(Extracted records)
======

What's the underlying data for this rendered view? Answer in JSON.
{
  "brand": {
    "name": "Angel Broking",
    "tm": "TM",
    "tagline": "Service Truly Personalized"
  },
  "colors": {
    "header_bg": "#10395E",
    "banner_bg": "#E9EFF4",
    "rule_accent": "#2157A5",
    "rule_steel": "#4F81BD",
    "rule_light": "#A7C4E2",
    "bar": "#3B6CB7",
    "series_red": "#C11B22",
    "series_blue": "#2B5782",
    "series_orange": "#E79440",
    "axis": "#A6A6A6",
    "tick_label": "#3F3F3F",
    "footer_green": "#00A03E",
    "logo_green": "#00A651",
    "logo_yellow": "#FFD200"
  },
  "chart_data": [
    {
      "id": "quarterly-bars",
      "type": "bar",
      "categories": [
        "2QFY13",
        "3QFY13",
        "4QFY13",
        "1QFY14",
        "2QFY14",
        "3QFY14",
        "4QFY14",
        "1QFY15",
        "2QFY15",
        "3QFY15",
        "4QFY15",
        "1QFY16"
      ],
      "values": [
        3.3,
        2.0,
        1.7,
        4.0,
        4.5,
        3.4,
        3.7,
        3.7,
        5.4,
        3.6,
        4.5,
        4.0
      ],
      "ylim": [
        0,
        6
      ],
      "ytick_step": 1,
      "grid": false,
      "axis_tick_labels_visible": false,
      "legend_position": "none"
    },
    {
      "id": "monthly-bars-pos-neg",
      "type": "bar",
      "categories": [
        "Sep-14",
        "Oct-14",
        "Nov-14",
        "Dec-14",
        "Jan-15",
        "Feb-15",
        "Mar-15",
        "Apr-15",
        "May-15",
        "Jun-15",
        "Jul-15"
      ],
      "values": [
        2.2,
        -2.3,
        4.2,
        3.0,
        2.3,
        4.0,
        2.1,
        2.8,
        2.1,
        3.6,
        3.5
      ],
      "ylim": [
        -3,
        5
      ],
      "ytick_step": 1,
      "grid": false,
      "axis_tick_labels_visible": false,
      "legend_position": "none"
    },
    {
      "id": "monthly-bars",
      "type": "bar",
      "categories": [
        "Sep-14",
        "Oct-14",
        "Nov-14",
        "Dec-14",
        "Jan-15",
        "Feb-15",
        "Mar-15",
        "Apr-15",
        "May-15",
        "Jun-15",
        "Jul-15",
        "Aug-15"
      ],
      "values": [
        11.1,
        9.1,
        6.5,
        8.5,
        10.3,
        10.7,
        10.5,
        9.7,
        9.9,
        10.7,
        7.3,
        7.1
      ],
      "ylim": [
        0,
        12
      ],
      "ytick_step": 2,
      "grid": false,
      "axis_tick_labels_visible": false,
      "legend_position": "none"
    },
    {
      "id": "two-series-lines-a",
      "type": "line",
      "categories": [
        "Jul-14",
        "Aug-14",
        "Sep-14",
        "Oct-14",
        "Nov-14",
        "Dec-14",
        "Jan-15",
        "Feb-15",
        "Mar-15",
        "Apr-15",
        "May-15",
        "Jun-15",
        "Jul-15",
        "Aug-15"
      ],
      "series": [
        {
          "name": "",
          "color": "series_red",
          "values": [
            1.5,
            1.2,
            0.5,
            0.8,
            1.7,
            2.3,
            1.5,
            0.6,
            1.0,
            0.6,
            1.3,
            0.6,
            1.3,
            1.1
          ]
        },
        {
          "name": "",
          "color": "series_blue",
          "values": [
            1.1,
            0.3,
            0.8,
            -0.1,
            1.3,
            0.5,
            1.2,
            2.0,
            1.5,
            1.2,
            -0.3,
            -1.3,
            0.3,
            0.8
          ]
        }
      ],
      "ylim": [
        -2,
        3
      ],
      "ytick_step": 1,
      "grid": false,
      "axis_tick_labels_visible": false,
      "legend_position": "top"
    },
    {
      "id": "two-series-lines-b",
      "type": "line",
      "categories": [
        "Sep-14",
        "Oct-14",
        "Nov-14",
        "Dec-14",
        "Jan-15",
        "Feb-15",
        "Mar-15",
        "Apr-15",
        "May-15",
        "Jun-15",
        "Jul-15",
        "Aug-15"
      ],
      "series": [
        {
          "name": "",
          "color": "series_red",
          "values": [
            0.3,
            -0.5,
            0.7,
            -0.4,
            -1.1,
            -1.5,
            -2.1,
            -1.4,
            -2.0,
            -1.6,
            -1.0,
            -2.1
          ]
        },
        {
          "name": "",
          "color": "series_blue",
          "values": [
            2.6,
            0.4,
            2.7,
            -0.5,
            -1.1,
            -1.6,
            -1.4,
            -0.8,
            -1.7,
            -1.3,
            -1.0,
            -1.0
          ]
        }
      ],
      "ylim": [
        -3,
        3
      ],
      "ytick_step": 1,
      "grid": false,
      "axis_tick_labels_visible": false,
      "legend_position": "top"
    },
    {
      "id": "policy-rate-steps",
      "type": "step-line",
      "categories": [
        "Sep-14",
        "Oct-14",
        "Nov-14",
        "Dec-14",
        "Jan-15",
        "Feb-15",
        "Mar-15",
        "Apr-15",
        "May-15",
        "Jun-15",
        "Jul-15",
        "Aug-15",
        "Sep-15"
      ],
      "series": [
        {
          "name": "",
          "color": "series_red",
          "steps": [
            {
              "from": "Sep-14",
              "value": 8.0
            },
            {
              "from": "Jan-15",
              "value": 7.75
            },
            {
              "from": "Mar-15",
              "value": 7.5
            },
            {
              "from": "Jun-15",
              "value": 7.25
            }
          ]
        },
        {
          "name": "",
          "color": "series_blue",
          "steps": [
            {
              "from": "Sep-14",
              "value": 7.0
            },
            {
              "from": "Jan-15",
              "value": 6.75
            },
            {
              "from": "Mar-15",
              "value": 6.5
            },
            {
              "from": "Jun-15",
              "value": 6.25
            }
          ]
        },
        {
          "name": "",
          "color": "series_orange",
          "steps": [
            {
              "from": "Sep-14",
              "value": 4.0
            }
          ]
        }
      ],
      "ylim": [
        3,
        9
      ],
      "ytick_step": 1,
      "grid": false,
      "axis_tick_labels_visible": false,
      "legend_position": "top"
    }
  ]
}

======

▶ _Exercise aim_
Quote each line of the data above exactly as written.

▶ _Final result_
What's the underlying data for this rendered view? Answer in JSON.
{
  "brand": {
    "name": "Angel Broking",
    "tm": "TM",
    "tagline": "Service Truly Personalized"
  },
  "colors": {
    "header_bg": "#10395E",
    "banner_bg": "#E9EFF4",
    "rule_accent": "#2157A5",
    "rule_steel": "#4F81BD",
    "rule_light": "#A7C4E2",
    "bar": "#3B6CB7",
    "series_red": "#C11B22",
    "series_blue": "#2B5782",
    "series_orange": "#E79440",
    "axis": "#A6A6A6",
    "tick_label": "#3F3F3F",
    "footer_green": "#00A03E",
    "logo_green": "#00A651",
    "logo_yellow": "#FFD200"
  },
  "chart_data": [
    {
      "id": "quarterly-bars",
      "type": "bar",
      "categories": [
        "2QFY13",
        "3QFY13",
        "4QFY13",
        "1QFY14",
        "2QFY14",
        "3QFY14",
        "4QFY14",
        "1QFY15",
        "2QFY15",
        "3QFY15",
        "4QFY15",
        "1QFY16"
      ],
      "values": [
        3.3,
        2.0,
        1.7,
        4.0,
        4.5,
        3.4,
        3.7,
        3.7,
        5.4,
        3.6,
        4.5,
        4.0
      ],
      "ylim": [
        0,
        6
      ],
      "ytick_step": 1,
      "grid": false,
      "axis_tick_labels_visible": false,
      "legend_position": "none"
    },
    {
      "id": "monthly-bars-pos-neg",
      "type": "bar",
      "categories": [
        "Sep-14",
        "Oct-14",
        "Nov-14",
        "Dec-14",
        "Jan-15",
        "Feb-15",
        "Mar-15",
        "Apr-15",
        "May-15",
        "Jun-15",
        "Jul-15"
      ],
      "values": [
        2.2,
        -2.3,
        4.2,
        3.0,
        2.3,
        4.0,
        2.1,
        2.8,
        2.1,
        3.6,
        3.5
      ],
      "ylim": [
        -3,
        5
      ],
      "ytick_step": 1,
      "grid": false,
      "axis_tick_labels_visible": false,
      "legend_position": "none"
    },
    {
      "id": "monthly-bars",
      "type": "bar",
      "categories": [
        "Sep-14",
        "Oct-14",
        "Nov-14",
        "Dec-14",
        "Jan-15",
        "Feb-15",
        "Mar-15",
        "Apr-15",
        "May-15",
        "Jun-15",
        "Jul-15",
        "Aug-15"
      ],
      "values": [
        11.1,
        9.1,
        6.5,
        8.5,
        10.3,
        10.7,
        10.5,
        9.7,
        9.9,
        10.7,
        7.3,
        7.1
      ],
      "ylim": [
        0,
        12
      ],
      "ytick_step": 2,
      "grid": false,
      "axis_tick_labels_visible": false,
      "legend_position": "none"
    },
    {
      "id": "two-series-lines-a",
      "type": "line",
      "categories": [
        "Jul-14",
        "Aug-14",
        "Sep-14",
        "Oct-14",
        "Nov-14",
        "Dec-14",
        "Jan-15",
        "Feb-15",
        "Mar-15",
        "Apr-15",
        "May-15",
        "Jun-15",
        "Jul-15",
        "Aug-15"
      ],
      "series": [
        {
          "name": "",
          "color": "series_red",
          "values": [
            1.5,
            1.2,
            0.5,
            0.8,
            1.7,
            2.3,
            1.5,
            0.6,
            1.0,
            0.6,
            1.3,
            0.6,
            1.3,
            1.1
          ]
        },
        {
          "name": "",
          "color": "series_blue",
          "values": [
            1.1,
            0.3,
            0.8,
            -0.1,
            1.3,
            0.5,
            1.2,
            2.0,
            1.5,
            1.2,
            -0.3,
            -1.3,
            0.3,
            0.8
          ]
        }
      ],
      "ylim": [
        -2,
        3
      ],
      "ytick_step": 1,
      "grid": false,
      "axis_tick_labels_visible": false,
      "legend_position": "top"
    },
    {
      "id": "two-series-lines-b",
      "type": "line",
      "categories": [
        "Sep-14",
        "Oct-14",
        "Nov-14",
        "Dec-14",
        "Jan-15",
        "Feb-15",
        "Mar-15",
        "Apr-15",
        "May-15",
        "Jun-15",
        "Jul-15",
        "Aug-15"
      ],
      "series": [
        {
          "name": "",
          "color": "series_red",
          "values": [
            0.3,
            -0.5,
            0.7,
            -0.4,
            -1.1,
            -1.5,
            -2.1,
            -1.4,
            -2.0,
            -1.6,
            -1.0,
            -2.1
          ]
        },
        {
          "name": "",
          "color": "series_blue",
          "values": [
            2.6,
            0.4,
            2.7,
            -0.5,
            -1.1,
            -1.6,
            -1.4,
            -0.8,
            -1.7,
            -1.3,
            -1.0,
            -1.0
          ]
        }
      ],
      "ylim": [
        -3,
        3
      ],
      "ytick_step": 1,
      "grid": false,
      "axis_tick_labels_visible": false,
      "legend_position": "top"
    },
    {
      "id": "policy-rate-steps",
      "type": "step-line",
      "categories": [
        "Sep-14",
        "Oct-14",
        "Nov-14",
        "Dec-14",
        "Jan-15",
        "Feb-15",
        "Mar-15",
        "Apr-15",
        "May-15",
        "Jun-15",
        "Jul-15",
        "Aug-15",
        "Sep-15"
      ],
      "series": [
        {
          "name": "",
          "color": "series_red",
          "steps": [
            {
              "from": "Sep-14",
              "value": 8.0
            },
            {
              "from": "Jan-15",
              "value": 7.75
            },
            {
              "from": "Mar-15",
              "value": 7.5
            },
            {
              "from": "Jun-15",
              "value": 7.25
            }
          ]
        },
        {
          "name": "",
          "color": "series_blue",
          "steps": [
            {
              "from": "Sep-14",
              "value": 7.0
            },
            {
              "from": "Jan-15",
              "value": 6.75
            },
            {
              "from": "Mar-15",
              "value": 6.5
            },
            {
              "from": "Jun-15",
              "value": 6.25
            }
          ]
        },
        {
          "name": "",
          "color": "series_orange",
          "steps": [
            {
              "from": "Sep-14",
              "value": 4.0
            }
          ]
        }
      ],
      "ylim": [
        3,
        9
      ],
      "ytick_step": 1,
      "grid": false,
      "axis_tick_labels_visible": false,
      "legend_position": "top"
    }
  ]
}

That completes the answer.